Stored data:
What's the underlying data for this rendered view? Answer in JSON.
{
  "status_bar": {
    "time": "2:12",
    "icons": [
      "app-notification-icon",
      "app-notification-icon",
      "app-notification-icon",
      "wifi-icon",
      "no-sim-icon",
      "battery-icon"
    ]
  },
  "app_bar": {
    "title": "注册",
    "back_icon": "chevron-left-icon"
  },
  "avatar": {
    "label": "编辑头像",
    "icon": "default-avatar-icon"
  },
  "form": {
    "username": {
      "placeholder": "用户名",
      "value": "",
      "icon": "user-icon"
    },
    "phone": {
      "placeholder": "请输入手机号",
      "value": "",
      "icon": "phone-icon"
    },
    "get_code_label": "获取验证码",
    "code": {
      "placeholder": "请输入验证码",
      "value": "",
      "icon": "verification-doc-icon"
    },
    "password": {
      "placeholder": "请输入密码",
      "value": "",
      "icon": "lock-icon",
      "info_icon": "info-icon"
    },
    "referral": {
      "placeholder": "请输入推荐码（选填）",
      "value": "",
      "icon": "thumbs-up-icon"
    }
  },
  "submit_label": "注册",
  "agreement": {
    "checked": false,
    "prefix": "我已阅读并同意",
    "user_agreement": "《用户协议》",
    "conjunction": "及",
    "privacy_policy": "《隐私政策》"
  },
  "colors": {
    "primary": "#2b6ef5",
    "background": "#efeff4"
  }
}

Instruction:
Give an exact repetition of all the material.

Answer to this problem:
What's the underlying data for this rendered view? Answer in JSON.
{
  "status_bar": {
    "time": "2:12",
    "icons": [
      "app-notification-icon",
      "app-notification-icon",
      "app-notification-icon",
      "wifi-icon",
      "no-sim-icon",
      "battery-icon"
    ]
  },
  "app_bar": {
    "title": "注册",
    "back_icon": "chevron-left-icon"
  },
  "avatar": {
    "label": "编辑头像",
    "icon": "default-avatar-icon"
  },
  "form": {
    "username": {
      "placeholder": "用户名",
      "value": "",
      "icon": "user-icon"
    },
    "phone": {
      "placeholder": "请输入手机号",
      "value": "",
      "icon": "phone-icon"
    },
    "get_code_label": "获取验证码",
    "code": {
      "placeholder": "请输入验证码",
      "value": "",
      "icon": "verification-doc-icon"
    },
    "password": {
      "placeholder": "请输入密码",
      "value": "",
      "icon": "lock-icon",
      "info_icon": "info-icon"
    },
    "referral": {
      "placeholder": "请输入推荐码（选填）",
      "value": "",
      "icon": "thumbs-up-icon"
    }
  },
  "submit_label": "注册",
  "agreement": {
    "checked": false,
    "prefix": "我已阅读并同意",
    "user_agreement": "《用户协议》",
    "conjunction": "及",
    "privacy_policy": "《隐私政策》"
  },
  "colors": {
    "primary": "#2b6ef5",
    "background": "#efeff4"
  }
}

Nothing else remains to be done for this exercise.